[BEGIN]
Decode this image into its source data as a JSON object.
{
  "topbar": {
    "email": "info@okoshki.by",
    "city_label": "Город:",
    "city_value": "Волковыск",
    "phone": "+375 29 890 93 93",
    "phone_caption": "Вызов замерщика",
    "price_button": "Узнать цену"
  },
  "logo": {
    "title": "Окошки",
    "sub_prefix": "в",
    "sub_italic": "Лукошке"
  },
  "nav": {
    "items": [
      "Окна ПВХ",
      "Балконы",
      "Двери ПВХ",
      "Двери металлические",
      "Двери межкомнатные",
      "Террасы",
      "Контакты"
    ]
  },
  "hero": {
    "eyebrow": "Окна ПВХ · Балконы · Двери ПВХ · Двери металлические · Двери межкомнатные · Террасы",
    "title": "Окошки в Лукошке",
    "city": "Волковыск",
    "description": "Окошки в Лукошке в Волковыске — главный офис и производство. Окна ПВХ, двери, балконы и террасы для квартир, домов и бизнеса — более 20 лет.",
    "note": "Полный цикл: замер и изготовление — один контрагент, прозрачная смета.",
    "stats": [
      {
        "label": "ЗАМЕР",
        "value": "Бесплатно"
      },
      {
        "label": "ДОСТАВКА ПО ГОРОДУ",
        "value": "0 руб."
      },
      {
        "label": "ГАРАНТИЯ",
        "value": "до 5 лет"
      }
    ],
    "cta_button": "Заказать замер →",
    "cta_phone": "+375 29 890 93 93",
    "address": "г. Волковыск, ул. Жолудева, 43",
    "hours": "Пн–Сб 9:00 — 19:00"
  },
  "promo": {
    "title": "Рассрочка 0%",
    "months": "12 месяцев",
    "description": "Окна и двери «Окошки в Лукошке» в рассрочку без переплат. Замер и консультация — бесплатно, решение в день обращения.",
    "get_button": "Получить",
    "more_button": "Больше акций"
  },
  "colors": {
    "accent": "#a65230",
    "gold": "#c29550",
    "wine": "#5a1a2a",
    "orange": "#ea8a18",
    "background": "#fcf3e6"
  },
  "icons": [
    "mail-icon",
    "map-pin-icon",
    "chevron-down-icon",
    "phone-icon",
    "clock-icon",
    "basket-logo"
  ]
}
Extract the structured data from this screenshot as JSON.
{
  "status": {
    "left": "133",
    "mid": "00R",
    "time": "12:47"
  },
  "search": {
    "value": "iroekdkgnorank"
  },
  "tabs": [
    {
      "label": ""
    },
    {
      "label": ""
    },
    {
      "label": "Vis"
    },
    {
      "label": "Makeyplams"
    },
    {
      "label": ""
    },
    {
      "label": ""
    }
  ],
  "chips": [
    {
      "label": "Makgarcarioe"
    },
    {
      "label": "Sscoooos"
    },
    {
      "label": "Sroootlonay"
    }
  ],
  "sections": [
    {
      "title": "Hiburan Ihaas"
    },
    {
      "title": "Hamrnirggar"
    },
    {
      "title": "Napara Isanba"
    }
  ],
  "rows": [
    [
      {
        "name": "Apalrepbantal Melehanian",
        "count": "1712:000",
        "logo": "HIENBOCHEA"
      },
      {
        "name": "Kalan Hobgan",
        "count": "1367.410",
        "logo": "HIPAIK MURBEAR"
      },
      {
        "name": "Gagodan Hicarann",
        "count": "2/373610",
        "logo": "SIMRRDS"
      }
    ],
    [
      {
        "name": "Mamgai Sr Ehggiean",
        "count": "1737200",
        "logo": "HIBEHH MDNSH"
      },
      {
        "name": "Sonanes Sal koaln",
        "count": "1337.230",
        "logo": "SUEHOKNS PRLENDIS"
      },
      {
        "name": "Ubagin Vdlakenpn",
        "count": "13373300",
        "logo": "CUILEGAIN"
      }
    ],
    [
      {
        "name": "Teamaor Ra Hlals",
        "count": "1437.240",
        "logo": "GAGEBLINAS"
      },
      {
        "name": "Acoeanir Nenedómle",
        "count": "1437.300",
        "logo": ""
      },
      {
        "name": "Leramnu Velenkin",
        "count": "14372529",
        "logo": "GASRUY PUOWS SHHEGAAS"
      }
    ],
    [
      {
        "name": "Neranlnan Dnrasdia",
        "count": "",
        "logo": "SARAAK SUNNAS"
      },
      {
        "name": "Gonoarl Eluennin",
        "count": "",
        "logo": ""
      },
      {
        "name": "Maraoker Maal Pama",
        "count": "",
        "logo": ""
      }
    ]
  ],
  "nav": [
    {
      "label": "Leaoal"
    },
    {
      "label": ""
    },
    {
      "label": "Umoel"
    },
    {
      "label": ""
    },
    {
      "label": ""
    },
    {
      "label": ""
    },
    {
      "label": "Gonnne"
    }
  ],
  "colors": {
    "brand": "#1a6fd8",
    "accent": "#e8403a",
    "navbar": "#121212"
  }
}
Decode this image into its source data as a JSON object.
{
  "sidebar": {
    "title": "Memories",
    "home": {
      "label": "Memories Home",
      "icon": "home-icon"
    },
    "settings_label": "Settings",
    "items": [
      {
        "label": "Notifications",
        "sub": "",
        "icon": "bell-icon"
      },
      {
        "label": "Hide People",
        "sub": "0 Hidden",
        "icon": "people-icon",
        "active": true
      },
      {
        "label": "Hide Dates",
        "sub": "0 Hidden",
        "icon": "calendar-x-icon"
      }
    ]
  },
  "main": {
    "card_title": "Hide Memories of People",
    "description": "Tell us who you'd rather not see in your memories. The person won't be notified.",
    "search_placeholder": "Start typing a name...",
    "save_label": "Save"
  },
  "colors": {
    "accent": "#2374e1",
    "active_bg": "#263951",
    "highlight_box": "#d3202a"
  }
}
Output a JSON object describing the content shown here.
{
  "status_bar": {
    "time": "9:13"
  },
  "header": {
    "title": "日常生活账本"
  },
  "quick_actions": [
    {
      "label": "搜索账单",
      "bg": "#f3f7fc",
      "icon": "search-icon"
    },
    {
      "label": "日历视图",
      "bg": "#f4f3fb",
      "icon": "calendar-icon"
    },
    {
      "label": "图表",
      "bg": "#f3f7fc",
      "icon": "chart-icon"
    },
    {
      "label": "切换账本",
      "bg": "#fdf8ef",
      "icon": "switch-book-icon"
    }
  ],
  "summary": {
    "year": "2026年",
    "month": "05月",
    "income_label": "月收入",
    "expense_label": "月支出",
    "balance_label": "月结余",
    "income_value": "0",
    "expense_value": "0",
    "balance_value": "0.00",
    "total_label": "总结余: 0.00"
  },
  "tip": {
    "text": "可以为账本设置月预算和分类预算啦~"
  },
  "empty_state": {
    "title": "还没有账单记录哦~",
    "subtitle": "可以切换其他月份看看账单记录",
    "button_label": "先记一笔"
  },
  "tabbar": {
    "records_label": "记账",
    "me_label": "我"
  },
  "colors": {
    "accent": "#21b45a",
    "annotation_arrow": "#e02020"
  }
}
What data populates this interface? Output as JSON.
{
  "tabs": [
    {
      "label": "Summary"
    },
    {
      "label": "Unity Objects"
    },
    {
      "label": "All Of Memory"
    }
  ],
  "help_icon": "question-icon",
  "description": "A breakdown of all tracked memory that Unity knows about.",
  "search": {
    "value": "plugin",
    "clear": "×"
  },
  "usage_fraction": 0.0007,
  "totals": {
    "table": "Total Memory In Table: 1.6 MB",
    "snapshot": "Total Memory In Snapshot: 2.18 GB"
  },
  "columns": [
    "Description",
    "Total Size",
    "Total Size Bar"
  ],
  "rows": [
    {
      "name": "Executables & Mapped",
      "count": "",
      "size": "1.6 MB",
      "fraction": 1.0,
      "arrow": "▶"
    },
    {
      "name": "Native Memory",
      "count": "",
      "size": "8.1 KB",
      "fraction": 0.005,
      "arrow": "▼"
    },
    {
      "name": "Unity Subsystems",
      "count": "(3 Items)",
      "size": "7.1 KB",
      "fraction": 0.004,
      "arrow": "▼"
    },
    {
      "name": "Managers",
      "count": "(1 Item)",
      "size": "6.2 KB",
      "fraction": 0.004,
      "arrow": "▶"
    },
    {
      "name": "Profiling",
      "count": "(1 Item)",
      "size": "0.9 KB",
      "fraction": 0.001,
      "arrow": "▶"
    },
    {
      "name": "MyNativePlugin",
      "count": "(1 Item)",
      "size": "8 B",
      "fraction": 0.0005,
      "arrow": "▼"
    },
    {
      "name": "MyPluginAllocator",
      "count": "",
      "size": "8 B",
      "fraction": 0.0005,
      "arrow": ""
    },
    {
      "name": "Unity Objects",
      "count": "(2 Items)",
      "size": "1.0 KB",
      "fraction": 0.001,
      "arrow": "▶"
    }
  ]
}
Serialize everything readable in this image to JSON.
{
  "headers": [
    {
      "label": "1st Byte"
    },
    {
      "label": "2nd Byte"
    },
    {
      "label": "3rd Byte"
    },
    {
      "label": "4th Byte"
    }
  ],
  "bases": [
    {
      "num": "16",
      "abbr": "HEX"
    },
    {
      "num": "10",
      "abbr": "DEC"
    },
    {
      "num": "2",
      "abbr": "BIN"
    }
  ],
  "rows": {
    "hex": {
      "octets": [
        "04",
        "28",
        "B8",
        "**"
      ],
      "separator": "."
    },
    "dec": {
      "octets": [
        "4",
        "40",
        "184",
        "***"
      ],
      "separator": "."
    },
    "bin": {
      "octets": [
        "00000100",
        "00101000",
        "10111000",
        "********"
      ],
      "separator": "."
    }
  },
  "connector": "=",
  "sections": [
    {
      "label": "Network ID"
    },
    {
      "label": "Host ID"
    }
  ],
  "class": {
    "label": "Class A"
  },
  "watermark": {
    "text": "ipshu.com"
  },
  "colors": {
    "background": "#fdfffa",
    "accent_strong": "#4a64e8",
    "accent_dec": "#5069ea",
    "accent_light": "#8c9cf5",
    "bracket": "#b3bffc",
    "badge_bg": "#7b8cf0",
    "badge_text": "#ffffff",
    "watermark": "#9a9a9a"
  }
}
[END]
◆ WHAT IS NEEDED: Retype only the lines running from the line with "Serialize everything readable" to the end of the listing, including both of those lines.

◆ WRITTEN RESPONSE:
Serialize everything readable in this image to JSON.
{
  "headers": [
    {
      "label": "1st Byte"
    },
    {
      "label": "2nd Byte"
    },
    {
      "label": "3rd Byte"
    },
    {
      "label": "4th Byte"
    }
  ],
  "bases": [
    {
      "num": "16",
      "abbr": "HEX"
    },
    {
      "num": "10",
      "abbr": "DEC"
    },
    {
      "num": "2",
      "abbr": "BIN"
    }
  ],
  "rows": {
    "hex": {
      "octets": [
        "04",
        "28",
        "B8",
        "**"
      ],
      "separator": "."
    },
    "dec": {
      "octets": [
        "4",
        "40",
        "184",
        "***"
      ],
      "separator": "."
    },
    "bin": {
      "octets": [
        "00000100",
        "00101000",
        "10111000",
        "********"
      ],
      "separator": "."
    }
  },
  "connector": "=",
  "sections": [
    {
      "label": "Network ID"
    },
    {
      "label": "Host ID"
    }
  ],
  "class": {
    "label": "Class A"
  },
  "watermark": {
    "text": "ipshu.com"
  },
  "colors": {
    "background": "#fdfffa",
    "accent_strong": "#4a64e8",
    "accent_dec": "#5069ea",
    "accent_light": "#8c9cf5",
    "bracket": "#b3bffc",
    "badge_bg": "#7b8cf0",
    "badge_text": "#ffffff",
    "watermark": "#9a9a9a"
  }
}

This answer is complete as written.